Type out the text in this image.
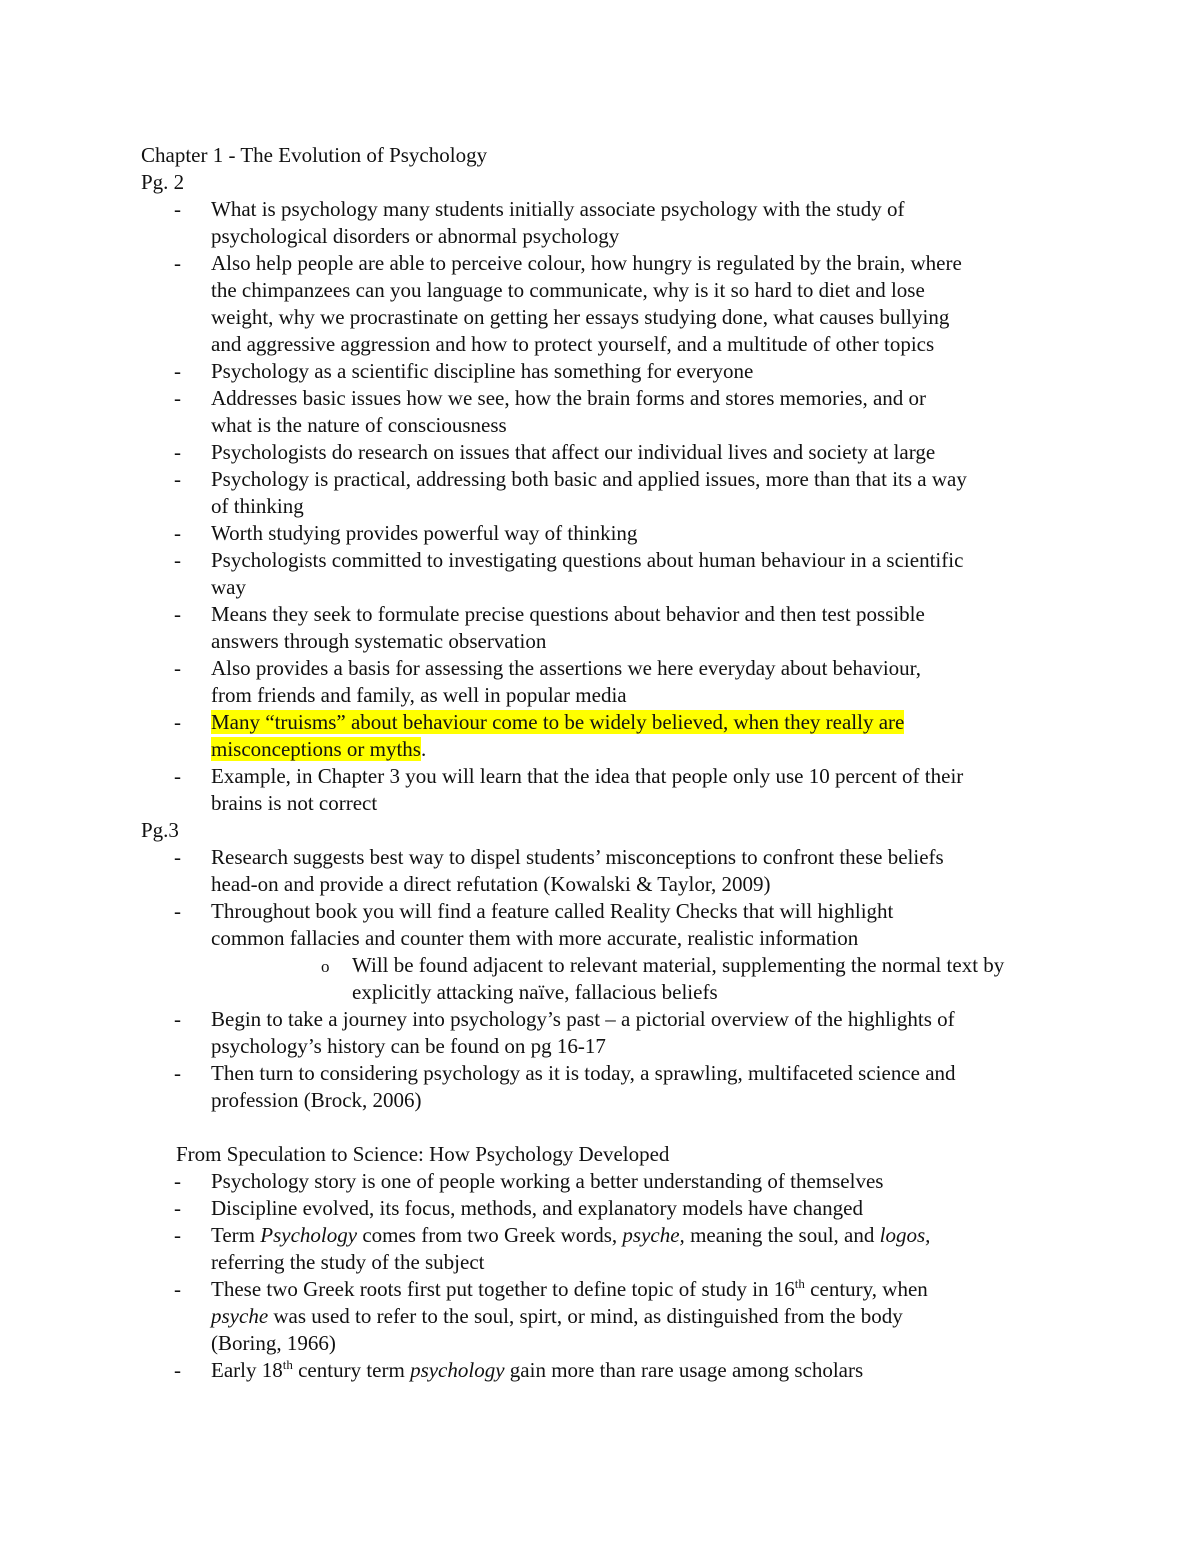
Chapter 1 - The Evolution of Psychology
Pg. 2
- What is psychology many students initially associate psychology with the study of
psychological disorders or abnormal psychology
- Also help people are able to perceive colour, how hungry is regulated by the brain, where
the chimpanzees can you language to communicate, why is it so hard to diet and lose
weight, why we procrastinate on getting her essays studying done, what causes bullying
and aggressive aggression and how to protect yourself, and a multitude of other topics
- Psychology as a scientific discipline has something for everyone
- Addresses basic issues how we see, how the brain forms and stores memories, and or
what is the nature of consciousness
- Psychologists do research on issues that affect our individual lives and society at large
- Psychology is practical, addressing both basic and applied issues, more than that its a way
of thinking
- Worth studying provides powerful way of thinking
- Psychologists committed to investigating questions about human behaviour in a scientific
way
- Means they seek to formulate precise questions about behavior and then test possible
answers through systematic observation
- Also provides a basis for assessing the assertions we here everyday about behaviour,
from friends and family, as well in popular media
- Many “truisms” about behaviour come to be widely believed, when they really are
misconceptions or myths.
- Example, in Chapter 3 you will learn that the idea that people only use 10 percent of their
brains is not correct
Pg.3
- Research suggests best way to dispel students’ misconceptions to confront these beliefs
head-on and provide a direct refutation (Kowalski & Taylor, 2009)
- Throughout book you will find a feature called Reality Checks that will highlight
common fallacies and counter them with more accurate, realistic information
o Will be found adjacent to relevant material, supplementing the normal text by
explicitly attacking naïve, fallacious beliefs
- Begin to take a journey into psychology’s past – a pictorial overview of the highlights of
psychology’s history can be found on pg 16-17
- Then turn to considering psychology as it is today, a sprawling, multifaceted science and
profession (Brock, 2006)
From Speculation to Science: How Psychology Developed
- Psychology story is one of people working a better understanding of themselves
- Discipline evolved, its focus, methods, and explanatory models have changed
- Term Psychology comes from two Greek words, psyche, meaning the soul, and logos,
referring the study of the subject
- These two Greek roots first put together to define topic of study in 16th century, when
psyche was used to refer to the soul, spirt, or mind, as distinguished from the body
(Boring, 1966)
- Early 18th century term psychology gain more than rare usage among scholars
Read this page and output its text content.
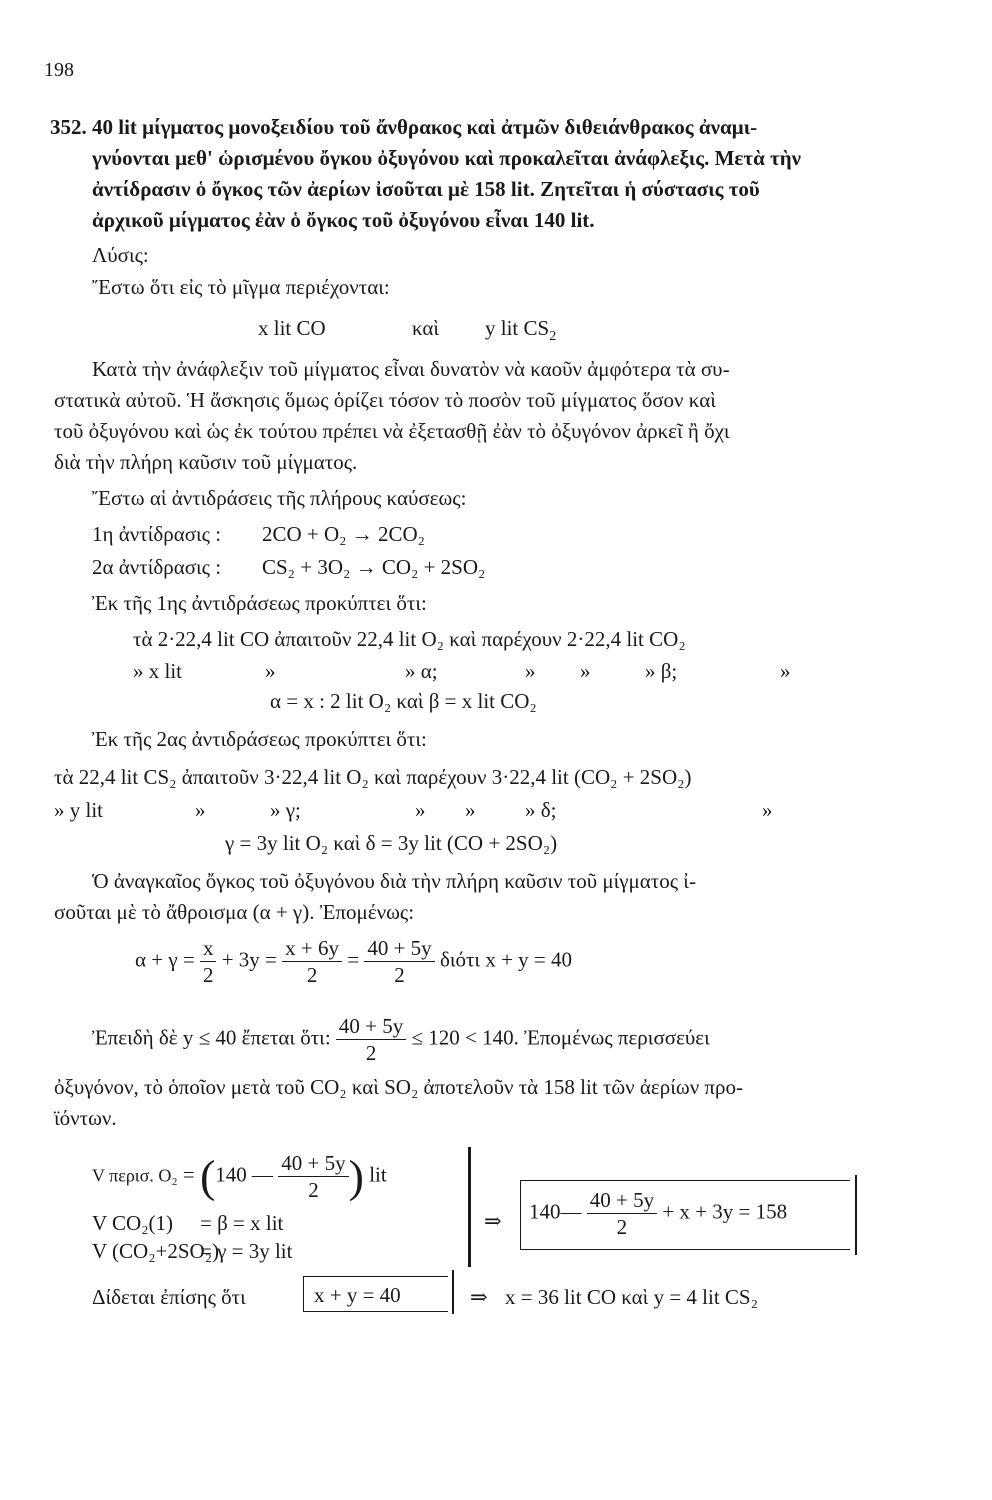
198
352. 40 lit μίγματος μονοξειδίου τοῦ ἄνθρακος καὶ ἀτμῶν διθειάνθρακος ἀναμι-
γνύονται μεθ' ὡρισμένου ὄγκου ὀξυγόνου καὶ προκαλεῖται ἀνάφλεξις. Μετὰ τὴν
ἀντίδρασιν ὁ ὄγκος τῶν ἀερίων ἰσοῦται μὲ 158 lit. Ζητεῖται ἡ σύστασις τοῦ
ἀρχικοῦ μίγματος ἐὰν ὁ ὄγκος τοῦ ὀξυγόνου εἶναι 140 lit.
Λύσις:
Ἔστω ὅτι εἰς τὸ μῖγμα περιέχονται:
x lit CO	καὶ y lit $CS_2$
Κατὰ τὴν ἀνάφλεξιν τοῦ μίγματος εἶναι δυνατὸν νὰ καοῦν ἀμφότερα τὰ συ-
στατικὰ αὐτοῦ. Ἡ ἄσκησις ὅμως ὁρίζει τόσον τὸ ποσὸν τοῦ μίγματος ὅσον καὶ
τοῦ ὀξυγόνου καὶ ὡς ἐκ τούτου πρέπει νὰ ἐξετασθῇ ἐὰν τὸ ὀξυγόνον ἀρκεῖ ἢ ὄχι
διὰ τὴν πλήρη καῦσιν τοῦ μίγματος.
Ἔστω αἱ ἀντιδράσεις τῆς πλήρους καύσεως:
1η ἀντίδρασις : 2CO + O₂ → 2CO₂
2α ἀντίδρασις : CS₂ + 3O₂ → CO₂ + 2SO₂
Ἐκ τῆς 1ης ἀντιδράσεως προκύπτει ὅτι:
τὰ 2·22,4 lit CO ἀπαιτοῦν 22,4 lit O₂ καὶ παρέχουν 2·22,4 lit CO₂
» x lit	»	» α;	» »	» β;	»
α = x : 2 lit O₂ καὶ β = x lit CO₂
Ἐκ τῆς 2ας ἀντιδράσεως προκύπτει ὅτι:
τὰ 22,4 lit CS₂ ἀπαιτοῦν 3·22,4 lit O₂ καὶ παρέχουν 3·22,4 lit (CO₂ + 2SO₂)
» y lit	»	» γ;	» » » δ;	»
γ = 3y lit O₂ καὶ δ = 3y lit (CO + 2SO₂)
Ὁ ἀναγκαῖος ὄγκος τοῦ ὀξυγόνου διὰ τὴν πλήρη καῦσιν τοῦ μίγματος ἰ-
σοῦται μὲ τὸ ἄθροισμα (α + γ). Ἐπομένως:
$\alpha + \gamma = \frac{x}{2} + 3y = \frac{x + 6y}{2} = \frac{40 + 5y}{2}$ διότι x + y = 40
Ἐπειδὴ δὲ y ≤ 40 ἔπεται ὅτι: $\frac{40 + 5y}{2} \le 120 < 140$. Ἐπομένως περισσεύει
ὀξυγόνον, τὸ ὁποῖον μετὰ τοῦ CO₂ καὶ SO₂ ἀποτελοῦν τὰ 158 lit τῶν ἀερίων προ-
ϊόντων.
V περισ. O₂ = (140 — $\frac{40 + 5y}{2}$ ) lit
V CO₂(1) = β = x lit
V (CO₂+2SO₂)
= γ = 3y lit
⇒	140— $\frac{40 + 5y}{2} + x + 3y = 158$
Δίδεται ἐπίσης ὅτι	x + y = 40	⇒ x = 36 lit CO καὶ y = 4 lit CS₂
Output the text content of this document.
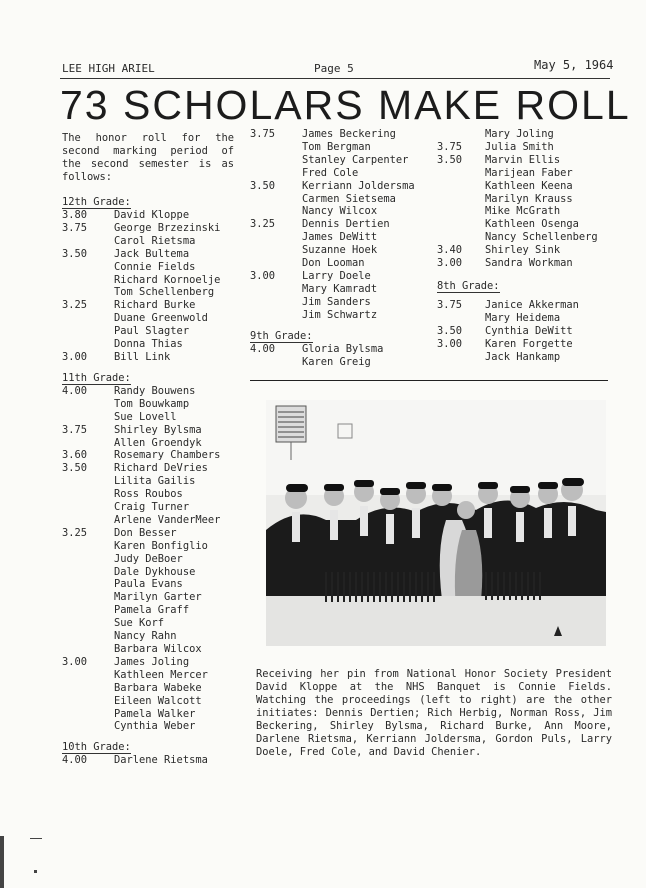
LEE HIGH ARIEL	Page 5	May 5, 1964
73 SCHOLARS MAKE ROLL
The honor roll for the second marking period of the second semester is as follows:
12th Grade:
3.80	David Kloppe
3.75	George Brzezinski
Carol Rietsma
3.50	Jack Bultema
Connie Fields
Richard Kornoelje
Tom Schellenberg
3.25	Richard Burke
Duane Greenwold
Paul Slagter
Donna Thias
3.00	Bill Link
11th Grade:
4.00	Randy Bouwens
Tom Bouwkamp
Sue Lovell
3.75	Shirley Bylsma
Allen Groendyk
3.60	Rosemary Chambers
3.50	Richard DeVries
Lilita Gailis
Ross Roubos
Craig Turner
Arlene VanderMeer
3.25	Don Besser
Karen Bonfiglio
Judy DeBoer
Dale Dykhouse
Paula Evans
Marilyn Garter
Pamela Graff
Sue Korf
Nancy Rahn
Barbara Wilcox
3.00	James Joling
Kathleen Mercer
Barbara Wabeke
Eileen Walcott
Pamela Walker
Cynthia Weber
10th Grade:
4.00	Darlene Rietsma
3.75	James Beckering
Tom Bergman
Stanley Carpenter
Fred Cole
3.50	Kerriann Joldersma
Carmen Sietsema
Nancy Wilcox
3.25	Dennis Dertien
James DeWitt
Suzanne Hoek
Don Looman
3.00	Larry Doele
Mary Kamradt
Jim Sanders
Jim Schwartz
9th Grade:
4.00	Gloria Bylsma
Karen Greig
Mary Joling
3.75	Julia Smith
3.50	Marvin Ellis
Marijean Faber
Kathleen Keena
Marilyn Krauss
Mike McGrath
Kathleen Osenga
Nancy Schellenberg
3.40	Shirley Sink
3.00	Sandra Workman
8th Grade:
3.75	Janice Akkerman
Mary Heidema
3.50	Cynthia DeWitt
3.00	Karen Forgette
Jack Hankamp
Receiving her pin from National Honor Society President David Kloppe at the NHS Banquet is Connie Fields. Watching the proceedings (left to right) are the other initiates: Dennis Dertien; Rich Herbig, Norman Ross, Jim Beckering, Shirley Bylsma, Richard Burke, Ann Moore, Darlene Rietsma, Kerriann Joldersma, Gordon Puls, Larry Doele, Fred Cole, and David Chenier.
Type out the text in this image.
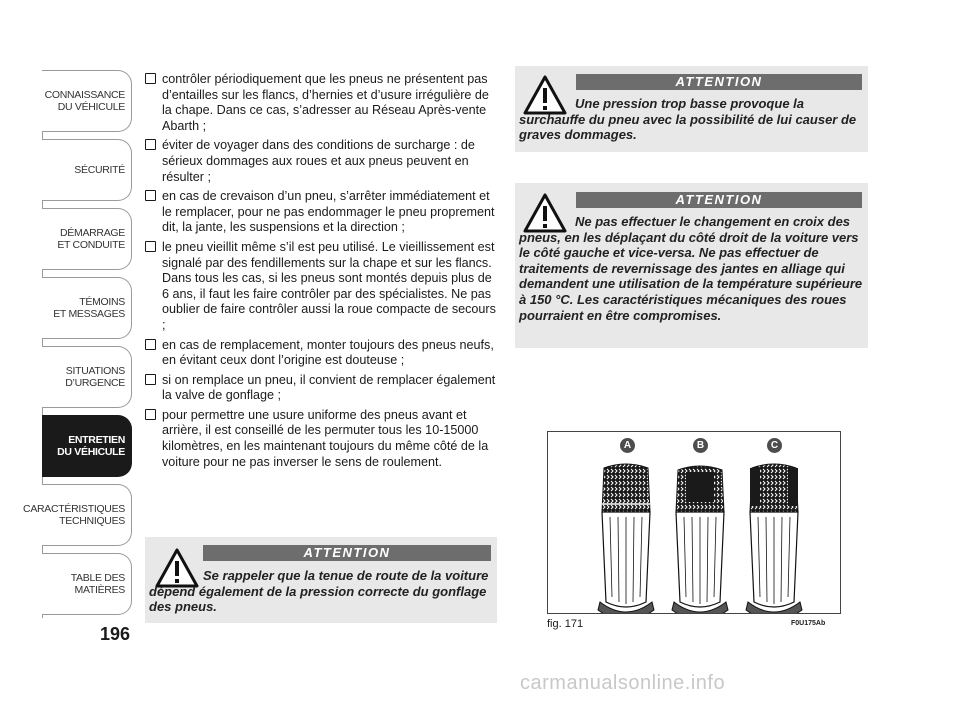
CONNAISSANCE
DU VÉHICULE
SÉCURITÉ
DÉMARRAGE
ET CONDUITE
TÉMOINS
ET MESSAGES
SITUATIONS
D’URGENCE
ENTRETIEN
DU VÉHICULE
CARACTÉRISTIQUES
TECHNIQUES
TABLE DES
MATIÈRES
196
contrôler périodiquement que les pneus ne présentent pas d’entailles sur les flancs, d’hernies et d’usure irrégulière de la chape. Dans ce cas, s’adresser au Réseau Après-vente Abarth ;
éviter de voyager dans des conditions de surcharge : de sérieux dommages aux roues et aux pneus peuvent en résulter ;
en cas de crevaison d’un pneu, s’arrêter immédiatement et le remplacer, pour ne pas endommager le pneu proprement dit, la jante, les suspensions et la direction ;
le pneu vieillit même s’il est peu utilisé. Le vieillissement est signalé par des fendillements sur la chape et sur les flancs. Dans tous les cas, si les pneus sont montés depuis plus de 6 ans, il faut les faire contrôler par des spécialistes. Ne pas oublier de faire contrôler aussi la roue compacte de secours ;
en cas de remplacement, monter toujours des pneus neufs, en évitant ceux dont l’origine est douteuse ;
si on remplace un pneu, il convient de remplacer également la valve de gonflage ;
pour permettre une usure uniforme des pneus avant et arrière, il est conseillé de les permuter tous les 10-15000 kilomètres, en les maintenant toujours du même côté de la voiture pour ne pas inverser le sens de roulement.
ATTENTION
Se rappeler que la tenue de route de la voiture dépend également de la pression correcte du gonflage des pneus.
ATTENTION
Une pression trop basse provoque la surchauffe du pneu avec la possibilité de lui causer de graves dommages.
ATTENTION
Ne pas effectuer le changement en croix des pneus, en les déplaçant du côté droit de la voiture vers le côté gauche et vice-versa. Ne pas effectuer de traitements de revernissage des jantes en alliage qui demandent une utilisation de la température supérieure à 150 °C. Les caractéristiques mécaniques des roues pourraient en être compromises.
A	B	C
fig. 171	F0U175Ab
carmanualsonline.info
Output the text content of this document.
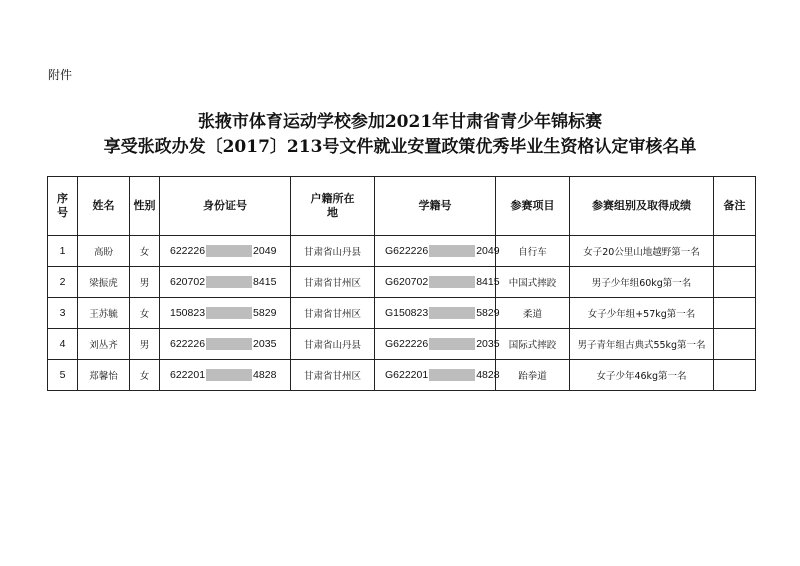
附件
张掖市体育运动学校参加2021年甘肃省青少年锦标赛
享受张政办发〔2017〕213号文件就业安置政策优秀毕业生资格认定审核名单
序号	姓名	性别	身份证号	户籍所在地	学籍号	参赛项目	参赛组别及取得成绩	备注
1	高盼	女	622226 2049	甘肃省山丹县	G622226 2049	自行车	女子20公里山地越野第一名	
2	梁振虎	男	620702 8415	甘肃省甘州区	G620702 8415	中国式摔跤	男子少年组60kg第一名	
3	王苏毓	女	150823 5829	甘肃省甘州区	G150823 5829	柔道	女子少年组+57kg第一名	
4	刘丛齐	男	622226 2035	甘肃省山丹县	G622226 2035	国际式摔跤	男子青年组古典式55kg第一名	
5	郑馨怡	女	622201 4828	甘肃省甘州区	G622201 4828	跆拳道	女子少年46kg第一名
● ● ● ● ● ● ●
Using the listing, collect all lines in which the string "καῦσιν" is found.

διὰ τὴν πλήρη καῦσιν τοῦ μίγματος.
Ὁ ἀναγκαῖος ὄγκος τοῦ ὀξυγόνου διὰ τὴν πλήρη καῦσιν τοῦ μίγματος ἰ-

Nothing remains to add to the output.